**Input**

# # #

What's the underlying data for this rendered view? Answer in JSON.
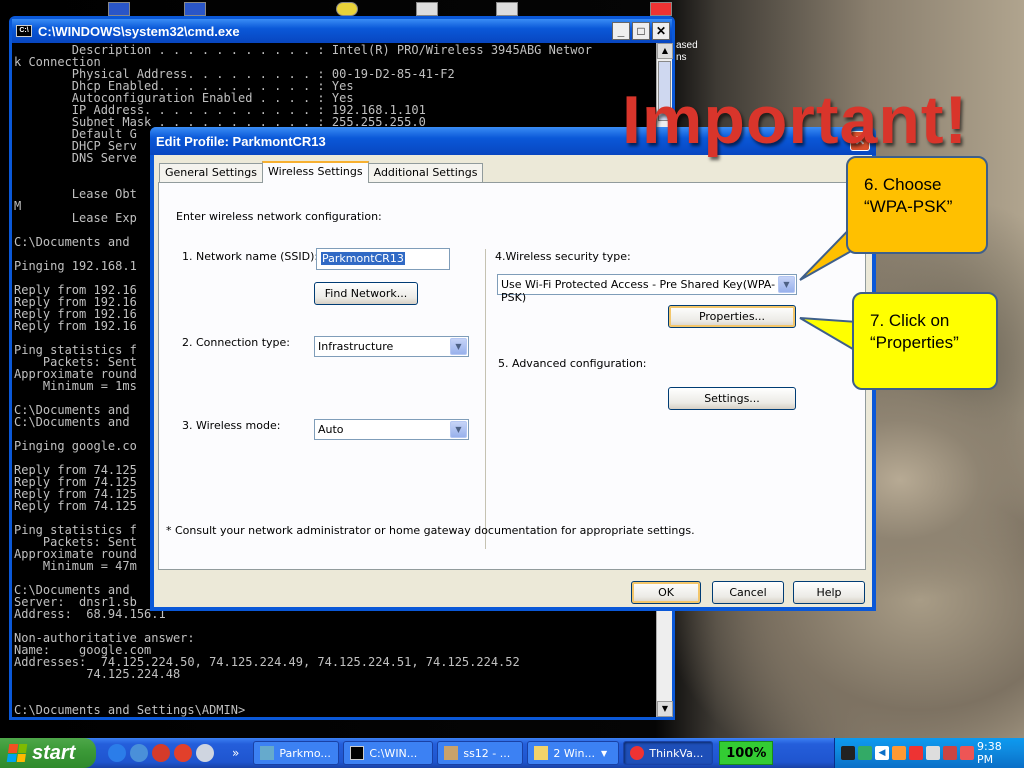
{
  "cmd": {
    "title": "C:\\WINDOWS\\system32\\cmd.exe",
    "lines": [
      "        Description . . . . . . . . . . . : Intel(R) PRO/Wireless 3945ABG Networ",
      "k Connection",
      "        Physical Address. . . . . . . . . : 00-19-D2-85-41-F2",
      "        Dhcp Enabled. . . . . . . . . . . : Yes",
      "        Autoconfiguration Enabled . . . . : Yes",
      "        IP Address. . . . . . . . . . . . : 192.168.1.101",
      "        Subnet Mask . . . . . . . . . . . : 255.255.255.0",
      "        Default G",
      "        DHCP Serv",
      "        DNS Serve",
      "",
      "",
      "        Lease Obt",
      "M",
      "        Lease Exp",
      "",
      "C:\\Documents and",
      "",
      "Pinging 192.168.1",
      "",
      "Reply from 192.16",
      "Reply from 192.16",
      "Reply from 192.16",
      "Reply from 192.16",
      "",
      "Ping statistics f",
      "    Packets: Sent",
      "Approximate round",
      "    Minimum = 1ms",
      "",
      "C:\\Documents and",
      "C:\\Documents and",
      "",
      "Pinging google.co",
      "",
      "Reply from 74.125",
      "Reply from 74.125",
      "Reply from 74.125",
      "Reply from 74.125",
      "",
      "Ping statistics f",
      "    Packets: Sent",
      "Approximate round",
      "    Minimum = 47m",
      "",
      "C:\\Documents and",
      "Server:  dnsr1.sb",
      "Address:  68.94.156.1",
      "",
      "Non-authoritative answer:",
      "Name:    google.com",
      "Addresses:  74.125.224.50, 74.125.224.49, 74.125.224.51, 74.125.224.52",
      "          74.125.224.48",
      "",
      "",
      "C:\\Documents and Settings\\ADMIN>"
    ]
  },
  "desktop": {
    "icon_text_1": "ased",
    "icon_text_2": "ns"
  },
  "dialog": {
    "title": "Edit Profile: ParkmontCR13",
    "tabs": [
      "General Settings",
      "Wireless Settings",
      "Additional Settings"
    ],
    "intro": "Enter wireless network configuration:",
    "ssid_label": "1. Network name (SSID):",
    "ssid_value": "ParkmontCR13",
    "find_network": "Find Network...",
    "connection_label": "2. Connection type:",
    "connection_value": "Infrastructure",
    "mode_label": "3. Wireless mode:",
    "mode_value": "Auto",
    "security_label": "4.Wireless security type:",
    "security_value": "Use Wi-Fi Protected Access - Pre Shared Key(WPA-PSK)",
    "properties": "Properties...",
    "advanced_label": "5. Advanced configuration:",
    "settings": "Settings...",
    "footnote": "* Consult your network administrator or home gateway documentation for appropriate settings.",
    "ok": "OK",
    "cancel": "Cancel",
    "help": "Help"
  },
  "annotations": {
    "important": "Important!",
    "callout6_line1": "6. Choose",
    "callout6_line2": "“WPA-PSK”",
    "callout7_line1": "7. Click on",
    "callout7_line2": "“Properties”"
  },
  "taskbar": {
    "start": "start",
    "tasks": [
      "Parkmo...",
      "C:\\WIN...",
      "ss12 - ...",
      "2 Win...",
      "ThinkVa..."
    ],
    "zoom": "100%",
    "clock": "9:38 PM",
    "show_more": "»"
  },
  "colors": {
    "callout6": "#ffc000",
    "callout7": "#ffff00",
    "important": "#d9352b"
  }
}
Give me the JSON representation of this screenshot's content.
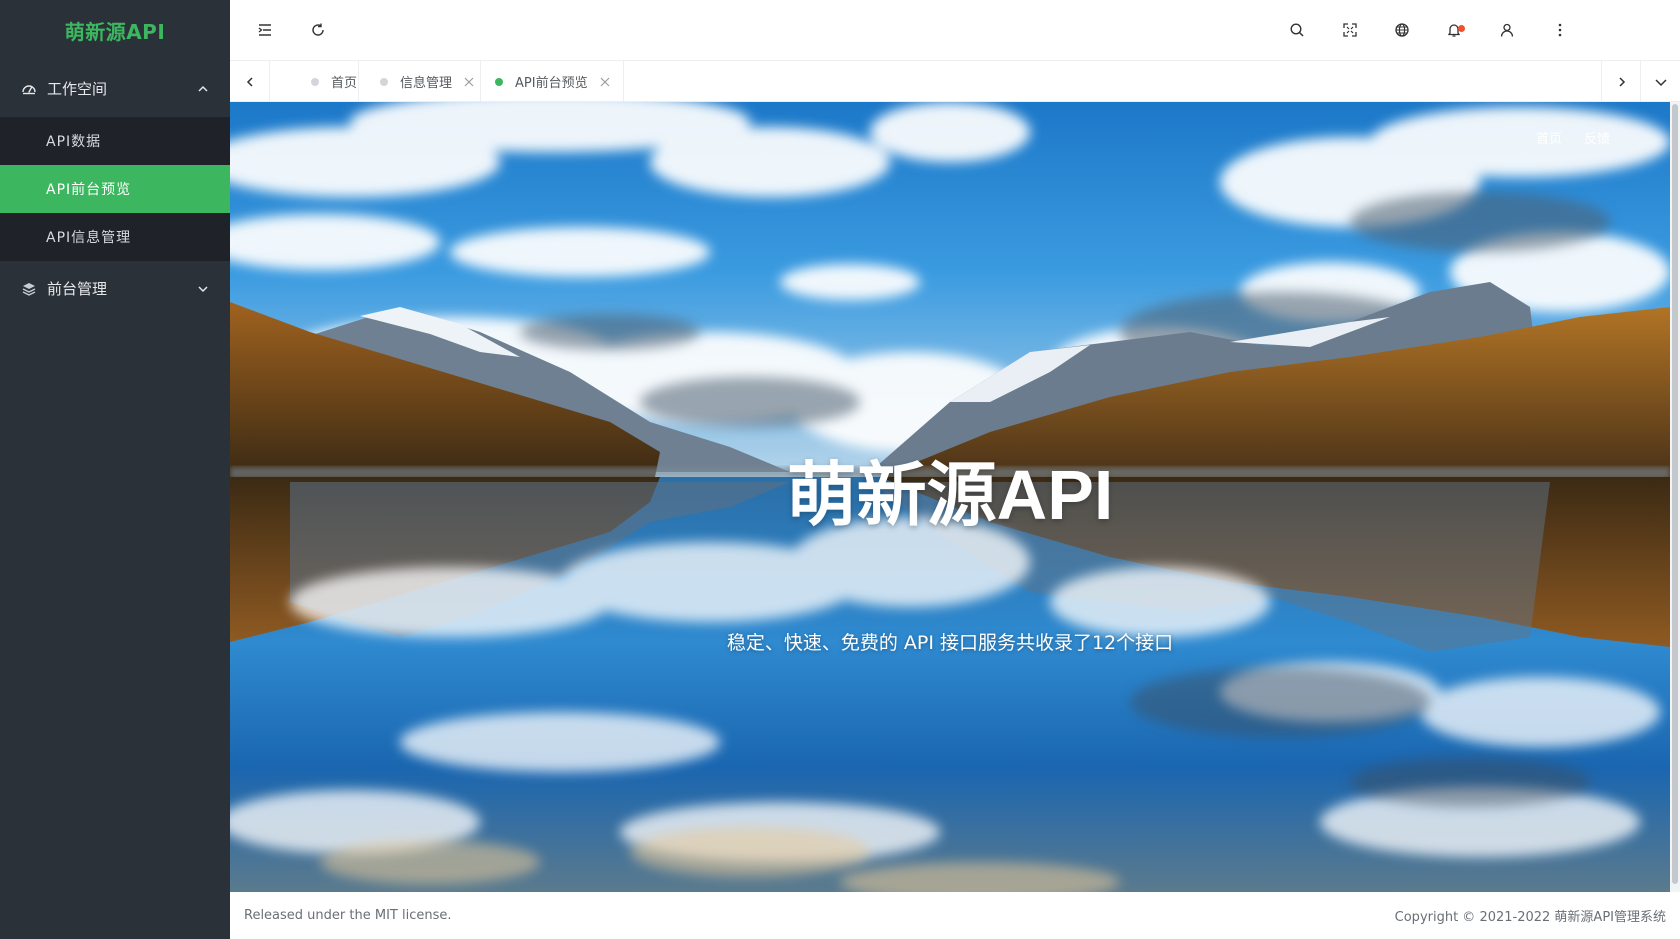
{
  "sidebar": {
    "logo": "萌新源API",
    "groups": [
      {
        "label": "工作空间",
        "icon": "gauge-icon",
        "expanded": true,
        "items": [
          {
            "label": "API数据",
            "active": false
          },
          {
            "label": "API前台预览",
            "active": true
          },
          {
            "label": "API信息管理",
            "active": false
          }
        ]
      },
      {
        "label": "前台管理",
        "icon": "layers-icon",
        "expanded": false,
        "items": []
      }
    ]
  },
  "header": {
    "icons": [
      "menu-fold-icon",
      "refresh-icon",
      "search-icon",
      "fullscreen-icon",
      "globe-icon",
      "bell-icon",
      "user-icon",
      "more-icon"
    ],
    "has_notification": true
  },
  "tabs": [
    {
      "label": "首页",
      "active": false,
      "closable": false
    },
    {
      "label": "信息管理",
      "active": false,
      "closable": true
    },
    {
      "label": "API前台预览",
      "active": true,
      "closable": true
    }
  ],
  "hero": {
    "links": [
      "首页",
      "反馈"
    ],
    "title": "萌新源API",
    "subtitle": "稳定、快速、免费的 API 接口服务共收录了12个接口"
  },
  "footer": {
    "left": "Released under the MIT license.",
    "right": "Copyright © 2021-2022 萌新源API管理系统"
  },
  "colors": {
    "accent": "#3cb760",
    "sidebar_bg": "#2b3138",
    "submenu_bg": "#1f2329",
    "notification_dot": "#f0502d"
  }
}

# # #

**Stated task**
Set down the material above as is, without any pictures.

**Task solution**
What's the underlying data for this rendered view? Answer in JSON.
{
  "cmd": {
    "title": "C:\\WINDOWS\\system32\\cmd.exe",
    "lines": [
      "        Description . . . . . . . . . . . : Intel(R) PRO/Wireless 3945ABG Networ",
      "k Connection",
      "        Physical Address. . . . . . . . . : 00-19-D2-85-41-F2",
      "        Dhcp Enabled. . . . . . . . . . . : Yes",
      "        Autoconfiguration Enabled . . . . : Yes",
      "        IP Address. . . . . . . . . . . . : 192.168.1.101",
      "        Subnet Mask . . . . . . . . . . . : 255.255.255.0",
      "        Default G",
      "        DHCP Serv",
      "        DNS Serve",
      "",
      "",
      "        Lease Obt",
      "M",
      "        Lease Exp",
      "",
      "C:\\Documents and",
      "",
      "Pinging 192.168.1",
      "",
      "Reply from 192.16",
      "Reply from 192.16",
      "Reply from 192.16",
      "Reply from 192.16",
      "",
      "Ping statistics f",
      "    Packets: Sent",
      "Approximate round",
      "    Minimum = 1ms",
      "",
      "C:\\Documents and",
      "C:\\Documents and",
      "",
      "Pinging google.co",
      "",
      "Reply from 74.125",
      "Reply from 74.125",
      "Reply from 74.125",
      "Reply from 74.125",
      "",
      "Ping statistics f",
      "    Packets: Sent",
      "Approximate round",
      "    Minimum = 47m",
      "",
      "C:\\Documents and",
      "Server:  dnsr1.sb",
      "Address:  68.94.156.1",
      "",
      "Non-authoritative answer:",
      "Name:    google.com",
      "Addresses:  74.125.224.50, 74.125.224.49, 74.125.224.51, 74.125.224.52",
      "          74.125.224.48",
      "",
      "",
      "C:\\Documents and Settings\\ADMIN>"
    ]
  },
  "desktop": {
    "icon_text_1": "ased",
    "icon_text_2": "ns"
  },
  "dialog": {
    "title": "Edit Profile: ParkmontCR13",
    "tabs": [
      "General Settings",
      "Wireless Settings",
      "Additional Settings"
    ],
    "intro": "Enter wireless network configuration:",
    "ssid_label": "1. Network name (SSID):",
    "ssid_value": "ParkmontCR13",
    "find_network": "Find Network...",
    "connection_label": "2. Connection type:",
    "connection_value": "Infrastructure",
    "mode_label": "3. Wireless mode:",
    "mode_value": "Auto",
    "security_label": "4.Wireless security type:",
    "security_value": "Use Wi-Fi Protected Access - Pre Shared Key(WPA-PSK)",
    "properties": "Properties...",
    "advanced_label": "5. Advanced configuration:",
    "settings": "Settings...",
    "footnote": "* Consult your network administrator or home gateway documentation for appropriate settings.",
    "ok": "OK",
    "cancel": "Cancel",
    "help": "Help"
  },
  "annotations": {
    "important": "Important!",
    "callout6_line1": "6. Choose",
    "callout6_line2": "“WPA-PSK”",
    "callout7_line1": "7. Click on",
    "callout7_line2": "“Properties”"
  },
  "taskbar": {
    "start": "start",
    "tasks": [
      "Parkmo...",
      "C:\\WIN...",
      "ss12 - ...",
      "2 Win...",
      "ThinkVa..."
    ],
    "zoom": "100%",
    "clock": "9:38 PM",
    "show_more": "»"
  },
  "colors": {
    "callout6": "#ffc000",
    "callout7": "#ffff00",
    "important": "#d9352b"
  }
}
Give me the JSON representation of this screenshot's content.
{
  "sidebar": {
    "logo": "萌新源API",
    "groups": [
      {
        "label": "工作空间",
        "icon": "gauge-icon",
        "expanded": true,
        "items": [
          {
            "label": "API数据",
            "active": false
          },
          {
            "label": "API前台预览",
            "active": true
          },
          {
            "label": "API信息管理",
            "active": false
          }
        ]
      },
      {
        "label": "前台管理",
        "icon": "layers-icon",
        "expanded": false,
        "items": []
      }
    ]
  },
  "header": {
    "icons": [
      "menu-fold-icon",
      "refresh-icon",
      "search-icon",
      "fullscreen-icon",
      "globe-icon",
      "bell-icon",
      "user-icon",
      "more-icon"
    ],
    "has_notification": true
  },
  "tabs": [
    {
      "label": "首页",
      "active": false,
      "closable": false
    },
    {
      "label": "信息管理",
      "active": false,
      "closable": true
    },
    {
      "label": "API前台预览",
      "active": true,
      "closable": true
    }
  ],
  "hero": {
    "links": [
      "首页",
      "反馈"
    ],
    "title": "萌新源API",
    "subtitle": "稳定、快速、免费的 API 接口服务共收录了12个接口"
  },
  "footer": {
    "left": "Released under the MIT license.",
    "right": "Copyright © 2021-2022 萌新源API管理系统"
  },
  "colors": {
    "accent": "#3cb760",
    "sidebar_bg": "#2b3138",
    "submenu_bg": "#1f2329",
    "notification_dot": "#f0502d"
  }
}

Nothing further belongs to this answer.